Challenge
Your task is to repeat the lines below exactly, excluding any pictures they contain.

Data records
--------------------------------------------------

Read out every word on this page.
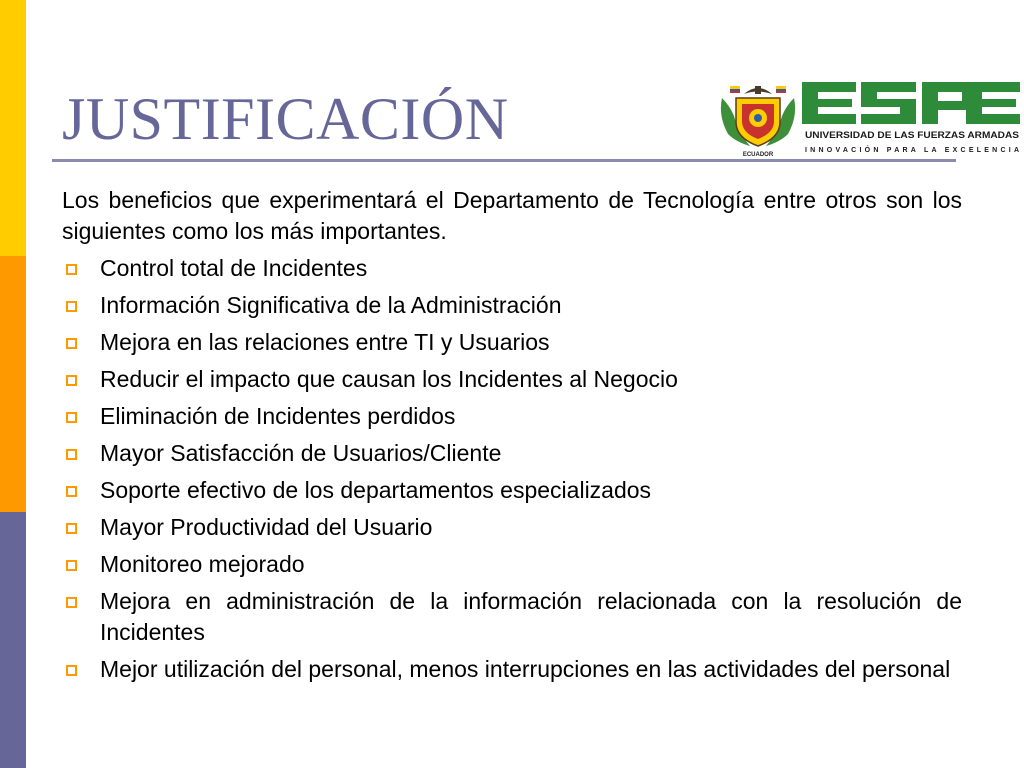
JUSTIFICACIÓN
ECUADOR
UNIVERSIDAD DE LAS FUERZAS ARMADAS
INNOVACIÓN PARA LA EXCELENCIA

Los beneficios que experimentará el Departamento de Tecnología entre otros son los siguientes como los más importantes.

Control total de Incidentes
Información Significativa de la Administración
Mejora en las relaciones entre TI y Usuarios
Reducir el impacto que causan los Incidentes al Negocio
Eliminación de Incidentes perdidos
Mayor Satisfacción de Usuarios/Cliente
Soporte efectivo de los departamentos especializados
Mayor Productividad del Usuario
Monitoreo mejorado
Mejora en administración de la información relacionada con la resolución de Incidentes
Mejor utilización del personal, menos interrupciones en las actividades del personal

--------------------------------------------------

Response below
Read out every word on this page.
JUSTIFICACIÓN
ECUADOR
UNIVERSIDAD DE LAS FUERZAS ARMADAS
INNOVACIÓN PARA LA EXCELENCIA

Los beneficios que experimentará el Departamento de Tecnología entre otros son los siguientes como los más importantes.

Control total de Incidentes
Información Significativa de la Administración
Mejora en las relaciones entre TI y Usuarios
Reducir el impacto que causan los Incidentes al Negocio
Eliminación de Incidentes perdidos
Mayor Satisfacción de Usuarios/Cliente
Soporte efectivo de los departamentos especializados
Mayor Productividad del Usuario
Monitoreo mejorado
Mejora en administración de la información relacionada con la resolución de Incidentes
Mejor utilización del personal, menos interrupciones en las actividades del personal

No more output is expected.